* OBJECTIVE *
Locate every line in the material below that has the word "scores". Copy each of those lines.

* EXCERPTED RECORDS *

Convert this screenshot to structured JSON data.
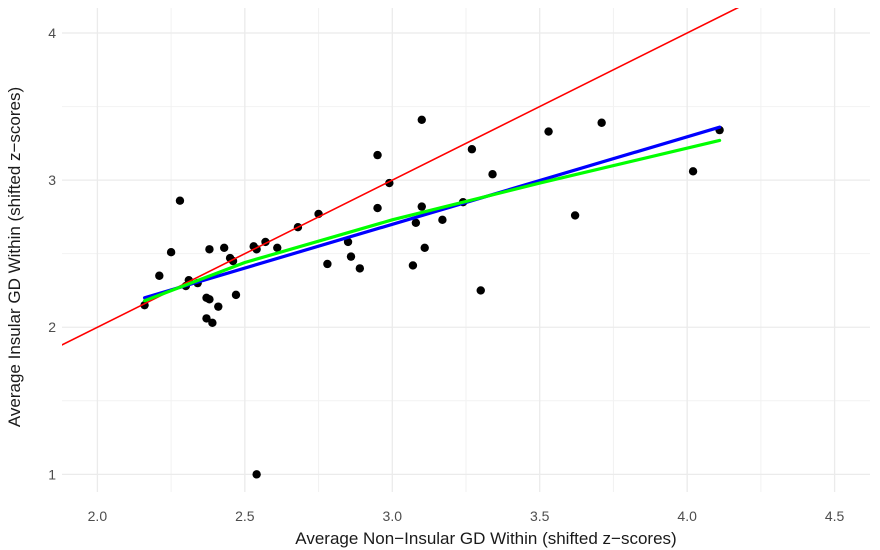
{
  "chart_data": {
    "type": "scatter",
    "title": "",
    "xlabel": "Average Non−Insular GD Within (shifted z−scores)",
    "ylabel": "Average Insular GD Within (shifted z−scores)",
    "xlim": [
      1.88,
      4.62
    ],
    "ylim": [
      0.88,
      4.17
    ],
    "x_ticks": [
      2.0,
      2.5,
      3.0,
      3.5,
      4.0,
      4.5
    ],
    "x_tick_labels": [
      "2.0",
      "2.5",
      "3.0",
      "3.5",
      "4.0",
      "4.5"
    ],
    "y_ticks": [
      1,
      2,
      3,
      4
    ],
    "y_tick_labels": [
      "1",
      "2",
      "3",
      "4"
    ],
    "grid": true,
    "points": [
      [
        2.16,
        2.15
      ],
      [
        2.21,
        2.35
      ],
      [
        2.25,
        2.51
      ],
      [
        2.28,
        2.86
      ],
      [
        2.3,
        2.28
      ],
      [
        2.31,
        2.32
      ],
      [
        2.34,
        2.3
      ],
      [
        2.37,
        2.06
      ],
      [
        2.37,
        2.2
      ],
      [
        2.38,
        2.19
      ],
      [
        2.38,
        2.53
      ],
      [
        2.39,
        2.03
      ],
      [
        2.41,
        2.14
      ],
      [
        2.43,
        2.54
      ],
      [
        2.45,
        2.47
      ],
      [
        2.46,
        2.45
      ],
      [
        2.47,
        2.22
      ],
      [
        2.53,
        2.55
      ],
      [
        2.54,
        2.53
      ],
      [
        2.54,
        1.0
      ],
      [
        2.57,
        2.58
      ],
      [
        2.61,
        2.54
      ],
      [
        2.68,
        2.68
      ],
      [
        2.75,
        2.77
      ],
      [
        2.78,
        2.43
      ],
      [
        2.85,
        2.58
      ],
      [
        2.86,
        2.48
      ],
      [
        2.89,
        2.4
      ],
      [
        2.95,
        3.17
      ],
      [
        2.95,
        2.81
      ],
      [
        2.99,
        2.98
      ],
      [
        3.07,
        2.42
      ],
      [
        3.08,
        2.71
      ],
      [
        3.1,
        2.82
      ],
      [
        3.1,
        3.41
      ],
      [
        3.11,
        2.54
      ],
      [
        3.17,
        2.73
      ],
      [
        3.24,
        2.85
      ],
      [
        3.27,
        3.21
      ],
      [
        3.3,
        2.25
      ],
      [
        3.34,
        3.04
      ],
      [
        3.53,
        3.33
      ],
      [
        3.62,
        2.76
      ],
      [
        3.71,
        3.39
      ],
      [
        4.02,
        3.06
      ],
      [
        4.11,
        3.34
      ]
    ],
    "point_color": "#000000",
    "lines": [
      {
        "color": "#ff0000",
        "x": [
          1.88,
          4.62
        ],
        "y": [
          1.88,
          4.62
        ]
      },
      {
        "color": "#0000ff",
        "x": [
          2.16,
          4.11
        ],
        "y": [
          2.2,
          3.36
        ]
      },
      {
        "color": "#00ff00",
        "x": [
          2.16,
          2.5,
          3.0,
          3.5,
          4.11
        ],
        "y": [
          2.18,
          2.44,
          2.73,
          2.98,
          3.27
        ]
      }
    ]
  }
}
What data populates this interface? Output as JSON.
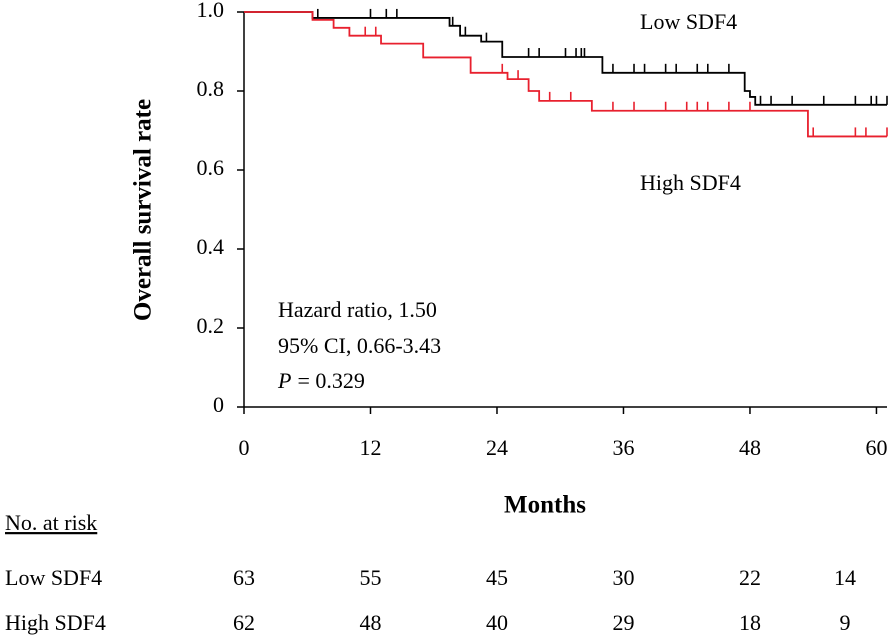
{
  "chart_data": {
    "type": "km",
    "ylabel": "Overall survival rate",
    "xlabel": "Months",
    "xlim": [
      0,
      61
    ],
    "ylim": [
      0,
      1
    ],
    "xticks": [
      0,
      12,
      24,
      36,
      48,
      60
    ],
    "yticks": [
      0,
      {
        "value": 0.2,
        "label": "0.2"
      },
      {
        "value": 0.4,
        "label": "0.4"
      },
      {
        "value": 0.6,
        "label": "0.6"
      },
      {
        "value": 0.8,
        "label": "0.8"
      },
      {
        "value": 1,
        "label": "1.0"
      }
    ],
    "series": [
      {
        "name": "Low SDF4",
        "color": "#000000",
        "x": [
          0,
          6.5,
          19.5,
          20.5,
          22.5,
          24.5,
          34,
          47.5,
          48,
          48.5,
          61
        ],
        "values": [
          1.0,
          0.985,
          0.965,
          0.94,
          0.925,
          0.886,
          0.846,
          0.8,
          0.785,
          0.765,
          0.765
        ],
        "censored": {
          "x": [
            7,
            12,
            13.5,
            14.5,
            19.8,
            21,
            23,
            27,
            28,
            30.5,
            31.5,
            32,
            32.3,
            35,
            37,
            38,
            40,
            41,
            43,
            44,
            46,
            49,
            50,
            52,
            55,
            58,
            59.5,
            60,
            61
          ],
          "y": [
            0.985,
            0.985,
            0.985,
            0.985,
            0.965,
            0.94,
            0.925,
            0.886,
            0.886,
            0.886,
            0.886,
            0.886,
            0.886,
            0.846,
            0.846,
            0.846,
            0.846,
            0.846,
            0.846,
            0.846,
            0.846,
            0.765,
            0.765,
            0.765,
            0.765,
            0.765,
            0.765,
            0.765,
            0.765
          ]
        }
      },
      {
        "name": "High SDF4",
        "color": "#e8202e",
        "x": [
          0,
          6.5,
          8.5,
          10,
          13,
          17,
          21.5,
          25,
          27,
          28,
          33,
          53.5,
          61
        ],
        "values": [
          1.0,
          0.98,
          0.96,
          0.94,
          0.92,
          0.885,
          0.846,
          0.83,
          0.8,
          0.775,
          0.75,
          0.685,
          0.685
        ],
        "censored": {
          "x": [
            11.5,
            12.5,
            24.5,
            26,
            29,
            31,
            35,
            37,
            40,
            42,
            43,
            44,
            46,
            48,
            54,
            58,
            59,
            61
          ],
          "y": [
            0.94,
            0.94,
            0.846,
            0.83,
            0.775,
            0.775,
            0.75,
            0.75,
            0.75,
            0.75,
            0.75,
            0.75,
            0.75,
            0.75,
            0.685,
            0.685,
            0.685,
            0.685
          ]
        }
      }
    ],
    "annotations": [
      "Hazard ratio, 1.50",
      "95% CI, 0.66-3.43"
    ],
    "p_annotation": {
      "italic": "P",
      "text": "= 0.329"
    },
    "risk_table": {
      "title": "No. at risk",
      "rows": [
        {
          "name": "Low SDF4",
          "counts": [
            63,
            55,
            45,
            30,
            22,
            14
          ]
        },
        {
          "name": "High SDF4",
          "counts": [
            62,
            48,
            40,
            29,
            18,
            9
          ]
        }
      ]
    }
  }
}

* CORRECT ANSWER *
    "xlabel": "Average Non−Insular GD Within (shifted z−scores)",
    "ylabel": "Average Insular GD Within (shifted z−scores)",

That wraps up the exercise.